*Text passage*:
+-------+
Posted 08 January 2019 - 03:29 PM

Quantum Computation Preliminaries- More Linear Algebra (Part 3)

Here is a LaTeX version of this tutorial, which will be easier to read.
Linear_Algebra_Part3.pdf (200.17K)

In this tutorial, we continue introducing mathematical preliminaries necessary to discuss quantum computation. The goal of this tutorial is to introduce additional notions from linear algebra, including unitary and Hermitean operators, projectors, and tensor products. This tutorial assumes knowledge of abstract linear algebra at the undergraduate level, such as outlined in the linear algebra tutorials here or in the text of Friedberg, Insel, and Spence, as well as the previous tutorial. Some familiarity with basic group theory will also be helpful.

Linear Algebra

Introduction

In the last Linear Algebra tutorial, we introduced the setting for quantum computation; namely, Hilbert spaces. Here, we introduce key tools necessary for implementing quantum computation. Recall from the previous tutorial that quantum states are represented as unit vectors on the three dimensional unit sphere S3. Any operation that evolves the quantum system must map quantum states to other quantum states. The group of unitary operators precisely satisfies this condition. Quantum computation is also inherently probabilistic; physically, quantum states exist in a superposition of pure states. In order to determine the quantum state, we must measure it. However, any measurement interacts with and affects the quantum system, forcing a pure state. Quantum measurement operators are implemented as projectors, where each outcome has a corresponding projector. The projector operators are, in particular, Hermitean. We conclude with Dirac's bra-ket notation, as well as tensor products. Quantum systems with multiple qubits are modeled using tensor products of the underlying Hilbert spaces.
+-------+
*Given exercise 1*: In the listing, from the line with "scorecard-title: 구매완료 (목표 2 완료" to the line with "61, 262, 62]", swap "divider" for "separator" and write out only those lines again, with everything else unchanged.

*Data records*:
+-------+
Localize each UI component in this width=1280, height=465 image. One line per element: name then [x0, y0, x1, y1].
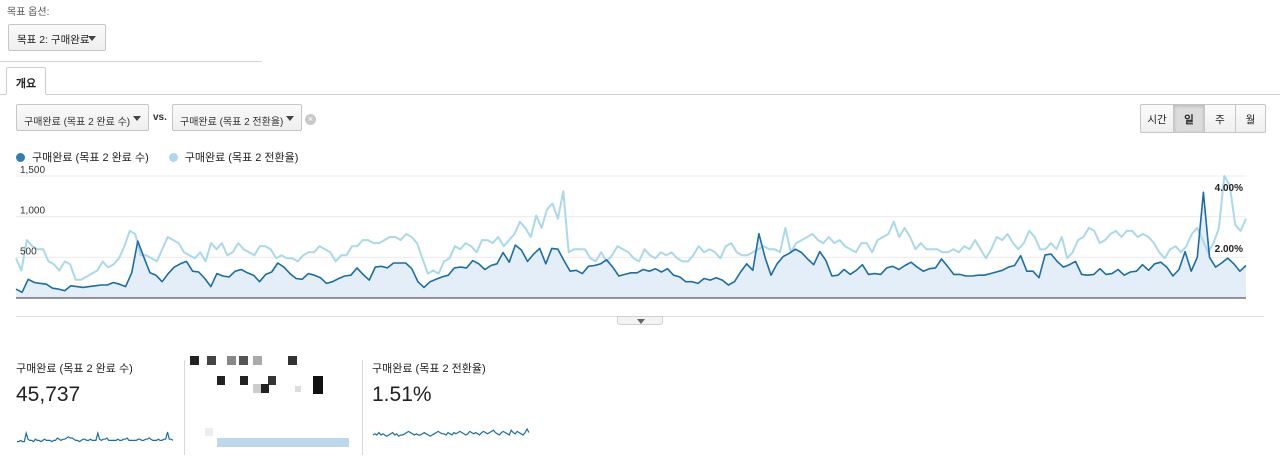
scorecard-title: 구매완료 (목표 2 완료 수)	[16, 363, 133, 375]
goal-options-label: 목표 옵션:	[7, 7, 50, 18]
period-month-button[interactable]: 월	[1235, 105, 1265, 132]
clear-comparison-button[interactable]: ×	[305, 114, 316, 125]
legend-item-completions[interactable]: 구매완료 (목표 2 완료 수)	[16, 149, 149, 165]
goal-select-value: 목표 2: 구매완료	[17, 34, 90, 46]
redacted-area	[185, 350, 355, 455]
sparkline	[372, 427, 530, 437]
series-area	[16, 192, 1246, 298]
scorecard-value: 45,737	[16, 383, 81, 406]
divider	[0, 61, 262, 62]
y-tick-label-left: 500	[20, 246, 37, 257]
scorecard-title: 구매완료 (목표 2 전환율)	[372, 363, 486, 375]
chevron-down-icon	[637, 319, 645, 324]
sparkline-path	[372, 427, 530, 437]
divider	[184, 360, 185, 455]
period-hour-button[interactable]: 시간	[1147, 114, 1167, 126]
secondary-metric-select[interactable]: 구매완료 (목표 2 전환율)	[172, 104, 302, 131]
chevron-down-icon	[133, 116, 141, 121]
chart-legend: 구매완료 (목표 2 완료 수) 구매완료 (목표 2 전환율)	[16, 149, 298, 165]
vs-label: vs.	[153, 112, 167, 123]
divider	[362, 360, 363, 455]
collapse-chart-button[interactable]	[617, 316, 663, 325]
primary-metric-value: 구매완료 (목표 2 완료 수)	[24, 117, 131, 128]
goal-select[interactable]: 목표 2: 구매완료	[8, 24, 106, 51]
legend-label: 구매완료 (목표 2 전환율)	[184, 152, 299, 164]
period-toggle: 시간 일 주 월	[1140, 104, 1266, 133]
sparkline	[17, 430, 174, 443]
legend-dot	[168, 152, 178, 162]
legend-label: 구매완료 (목표 2 완료 수)	[32, 152, 149, 164]
sparkline-path	[17, 430, 174, 443]
chevron-down-icon	[88, 36, 96, 41]
y-tick-label-left: 1,500	[20, 165, 45, 176]
secondary-metric-value: 구매완료 (목표 2 전환율)	[180, 117, 284, 128]
series-line-completions	[15, 191, 1247, 294]
primary-metric-select[interactable]: 구매완료 (목표 2 완료 수)	[16, 104, 149, 131]
y-tick-label-right: 4.00%	[1215, 183, 1243, 194]
tab-bar-line	[0, 94, 1280, 95]
series-line-conversion-rate	[15, 175, 1247, 281]
scorecard-value: 1.51%	[372, 383, 432, 406]
legend-dot	[16, 152, 25, 162]
scorecard-conversion-rate[interactable]: 구매완료 (목표 2 전환율) 1.51%	[372, 360, 532, 455]
line-chart: 1,500 1,000 500 4.00% 2.00%	[15, 165, 1247, 299]
y-tick-label-right: 2.00%	[1215, 244, 1243, 255]
legend-item-conversion-rate[interactable]: 구매완료 (목표 2 전환율)	[168, 149, 299, 165]
period-day-button[interactable]: 일	[1173, 105, 1204, 132]
y-tick-label-left: 1,000	[20, 206, 45, 217]
tab-overview[interactable]: 개요	[6, 67, 46, 95]
period-week-button[interactable]: 주	[1204, 105, 1235, 132]
scorecard-completions[interactable]: 구매완료 (목표 2 완료 수) 45,737	[16, 360, 176, 455]
chevron-down-icon	[286, 116, 294, 121]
+-------+
*Given exercise 2*: Please state how the quantum computation tutorial says quantum measurement operators are implemented.

*Complete answer 1*:
scorecard-title: 구매완료 (목표 2 완료 수)	[16, 363, 133, 375]
goal-options-label: 목표 옵션:	[7, 7, 50, 18]
period-month-button[interactable]: 월	[1235, 105, 1265, 132]
clear-comparison-button[interactable]: ×	[305, 114, 316, 125]
legend-item-completions[interactable]: 구매완료 (목표 2 완료 수)	[16, 149, 149, 165]
goal-select-value: 목표 2: 구매완료	[17, 34, 90, 46]
redacted-area	[185, 350, 355, 455]
sparkline	[372, 427, 530, 437]
series-area	[16, 192, 1246, 298]
scorecard-value: 45,737	[16, 383, 81, 406]
separator	[0, 61, 262, 62]

*Complete answer 2*: As projectors, with a corresponding projector for each outcome.